### DATASET ROWS

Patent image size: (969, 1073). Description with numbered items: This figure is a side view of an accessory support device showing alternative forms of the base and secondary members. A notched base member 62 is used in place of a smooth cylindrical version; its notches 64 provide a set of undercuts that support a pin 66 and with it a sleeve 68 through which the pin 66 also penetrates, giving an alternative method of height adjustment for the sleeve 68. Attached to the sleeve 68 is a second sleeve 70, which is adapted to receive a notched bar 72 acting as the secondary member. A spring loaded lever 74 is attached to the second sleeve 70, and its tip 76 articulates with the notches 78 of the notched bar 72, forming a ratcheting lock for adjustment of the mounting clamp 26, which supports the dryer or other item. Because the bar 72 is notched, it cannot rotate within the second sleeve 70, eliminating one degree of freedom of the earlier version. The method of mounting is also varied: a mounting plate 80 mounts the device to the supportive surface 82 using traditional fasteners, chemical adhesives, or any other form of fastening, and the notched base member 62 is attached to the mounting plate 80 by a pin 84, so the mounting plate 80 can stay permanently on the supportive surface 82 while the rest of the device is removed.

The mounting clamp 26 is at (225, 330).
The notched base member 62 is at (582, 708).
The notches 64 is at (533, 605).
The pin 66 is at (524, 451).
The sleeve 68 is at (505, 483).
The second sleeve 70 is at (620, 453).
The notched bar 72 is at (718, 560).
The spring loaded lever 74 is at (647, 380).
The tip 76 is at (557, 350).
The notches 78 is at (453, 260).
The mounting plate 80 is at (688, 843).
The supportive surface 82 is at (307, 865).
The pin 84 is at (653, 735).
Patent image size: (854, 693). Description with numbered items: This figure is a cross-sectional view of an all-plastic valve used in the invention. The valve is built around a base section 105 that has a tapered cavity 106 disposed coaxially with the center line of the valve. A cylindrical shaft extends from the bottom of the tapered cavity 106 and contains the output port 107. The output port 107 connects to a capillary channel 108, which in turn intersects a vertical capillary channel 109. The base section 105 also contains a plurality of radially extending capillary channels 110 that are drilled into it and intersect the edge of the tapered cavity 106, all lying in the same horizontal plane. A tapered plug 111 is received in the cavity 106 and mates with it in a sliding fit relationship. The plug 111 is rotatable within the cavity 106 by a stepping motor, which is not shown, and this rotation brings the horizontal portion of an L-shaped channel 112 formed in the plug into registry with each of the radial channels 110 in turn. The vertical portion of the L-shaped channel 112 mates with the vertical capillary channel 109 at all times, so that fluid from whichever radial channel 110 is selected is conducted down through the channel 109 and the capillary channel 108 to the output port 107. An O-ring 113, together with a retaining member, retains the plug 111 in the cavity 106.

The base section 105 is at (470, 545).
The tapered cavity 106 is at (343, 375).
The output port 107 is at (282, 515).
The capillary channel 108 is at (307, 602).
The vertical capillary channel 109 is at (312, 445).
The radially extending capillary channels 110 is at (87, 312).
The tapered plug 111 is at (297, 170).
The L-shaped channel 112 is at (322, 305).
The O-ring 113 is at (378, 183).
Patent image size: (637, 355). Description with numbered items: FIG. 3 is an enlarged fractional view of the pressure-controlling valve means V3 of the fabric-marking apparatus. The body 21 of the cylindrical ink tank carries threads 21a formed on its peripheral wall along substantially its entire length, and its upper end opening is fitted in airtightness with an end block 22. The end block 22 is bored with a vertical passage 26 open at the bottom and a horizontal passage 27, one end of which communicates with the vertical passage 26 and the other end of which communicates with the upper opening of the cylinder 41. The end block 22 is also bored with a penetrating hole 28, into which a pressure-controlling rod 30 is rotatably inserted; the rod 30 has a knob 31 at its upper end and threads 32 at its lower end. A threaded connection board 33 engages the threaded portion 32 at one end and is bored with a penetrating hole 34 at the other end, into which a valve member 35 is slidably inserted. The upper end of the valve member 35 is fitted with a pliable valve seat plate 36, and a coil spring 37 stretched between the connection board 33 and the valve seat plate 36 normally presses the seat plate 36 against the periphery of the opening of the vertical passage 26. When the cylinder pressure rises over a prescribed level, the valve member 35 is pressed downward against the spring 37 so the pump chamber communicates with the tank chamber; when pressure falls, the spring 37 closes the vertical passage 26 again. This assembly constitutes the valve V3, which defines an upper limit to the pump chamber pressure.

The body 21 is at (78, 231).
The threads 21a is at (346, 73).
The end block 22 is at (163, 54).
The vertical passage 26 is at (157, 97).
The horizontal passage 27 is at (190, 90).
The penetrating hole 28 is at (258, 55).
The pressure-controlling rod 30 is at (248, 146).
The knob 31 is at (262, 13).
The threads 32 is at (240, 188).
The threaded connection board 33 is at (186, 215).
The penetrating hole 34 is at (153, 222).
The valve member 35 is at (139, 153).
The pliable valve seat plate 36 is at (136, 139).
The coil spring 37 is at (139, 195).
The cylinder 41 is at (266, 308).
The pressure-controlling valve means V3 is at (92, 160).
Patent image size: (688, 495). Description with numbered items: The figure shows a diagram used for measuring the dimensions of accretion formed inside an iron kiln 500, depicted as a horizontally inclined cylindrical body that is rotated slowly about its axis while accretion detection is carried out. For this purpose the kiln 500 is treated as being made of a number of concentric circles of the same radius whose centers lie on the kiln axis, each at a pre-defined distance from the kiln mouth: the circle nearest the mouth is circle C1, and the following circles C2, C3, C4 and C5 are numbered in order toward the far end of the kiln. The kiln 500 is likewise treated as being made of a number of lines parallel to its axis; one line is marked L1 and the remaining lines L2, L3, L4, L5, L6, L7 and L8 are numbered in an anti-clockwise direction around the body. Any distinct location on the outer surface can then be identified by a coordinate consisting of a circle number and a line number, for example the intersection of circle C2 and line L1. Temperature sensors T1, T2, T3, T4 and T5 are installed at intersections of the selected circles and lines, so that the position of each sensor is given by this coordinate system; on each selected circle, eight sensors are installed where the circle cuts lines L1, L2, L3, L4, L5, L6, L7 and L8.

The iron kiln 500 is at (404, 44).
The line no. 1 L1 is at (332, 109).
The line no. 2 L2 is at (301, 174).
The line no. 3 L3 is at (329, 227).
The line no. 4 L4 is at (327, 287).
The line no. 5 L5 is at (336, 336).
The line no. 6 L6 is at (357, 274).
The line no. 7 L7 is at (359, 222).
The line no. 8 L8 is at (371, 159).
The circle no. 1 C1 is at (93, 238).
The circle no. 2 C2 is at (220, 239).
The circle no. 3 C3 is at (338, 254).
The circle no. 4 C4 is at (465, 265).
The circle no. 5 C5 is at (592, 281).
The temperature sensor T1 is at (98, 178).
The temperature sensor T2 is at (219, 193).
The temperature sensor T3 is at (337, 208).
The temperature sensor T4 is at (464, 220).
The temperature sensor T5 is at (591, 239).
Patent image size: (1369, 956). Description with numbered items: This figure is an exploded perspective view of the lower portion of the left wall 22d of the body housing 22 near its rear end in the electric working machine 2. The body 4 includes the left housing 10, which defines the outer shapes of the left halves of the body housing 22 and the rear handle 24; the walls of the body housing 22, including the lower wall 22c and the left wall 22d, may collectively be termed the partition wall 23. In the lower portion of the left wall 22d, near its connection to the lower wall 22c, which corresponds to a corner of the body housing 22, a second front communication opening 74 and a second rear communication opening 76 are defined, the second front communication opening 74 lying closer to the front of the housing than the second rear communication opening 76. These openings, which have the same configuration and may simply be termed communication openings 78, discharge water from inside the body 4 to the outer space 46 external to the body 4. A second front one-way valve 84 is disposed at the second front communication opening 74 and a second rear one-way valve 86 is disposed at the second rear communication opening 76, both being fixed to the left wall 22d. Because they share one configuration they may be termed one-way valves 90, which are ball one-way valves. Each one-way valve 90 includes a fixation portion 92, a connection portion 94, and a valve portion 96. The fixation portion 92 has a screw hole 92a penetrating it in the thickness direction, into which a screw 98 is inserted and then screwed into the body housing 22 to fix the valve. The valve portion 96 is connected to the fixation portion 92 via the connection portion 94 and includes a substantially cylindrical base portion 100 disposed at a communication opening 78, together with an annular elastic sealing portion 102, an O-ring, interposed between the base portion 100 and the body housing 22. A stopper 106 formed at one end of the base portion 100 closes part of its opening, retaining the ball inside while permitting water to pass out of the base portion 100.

######

Repeat the material word for word, starting at its first line and ending at the line that contains "The sleeve 68 is at (505, 483).", with both of those lines included.

Patent image size: (969, 1073). Description with numbered items: This figure is a side view of an accessory support device showing alternative forms of the base and secondary members. A notched base member 62 is used in place of a smooth cylindrical version; its notches 64 provide a set of undercuts that support a pin 66 and with it a sleeve 68 through which the pin 66 also penetrates, giving an alternative method of height adjustment for the sleeve 68. Attached to the sleeve 68 is a second sleeve 70, which is adapted to receive a notched bar 72 acting as the secondary member. A spring loaded lever 74 is attached to the second sleeve 70, and its tip 76 articulates with the notches 78 of the notched bar 72, forming a ratcheting lock for adjustment of the mounting clamp 26, which supports the dryer or other item. Because the bar 72 is notched, it cannot rotate within the second sleeve 70, eliminating one degree of freedom of the earlier version. The method of mounting is also varied: a mounting plate 80 mounts the device to the supportive surface 82 using traditional fasteners, chemical adhesives, or any other form of fastening, and the notched base member 62 is attached to the mounting plate 80 by a pin 84, so the mounting plate 80 can stay permanently on the supportive surface 82 while the rest of the device is removed.

The mounting clamp 26 is at (225, 330).
The notched base member 62 is at (582, 708).
The notches 64 is at (533, 605).
The pin 66 is at (524, 451).
The sleeve 68 is at (505, 483).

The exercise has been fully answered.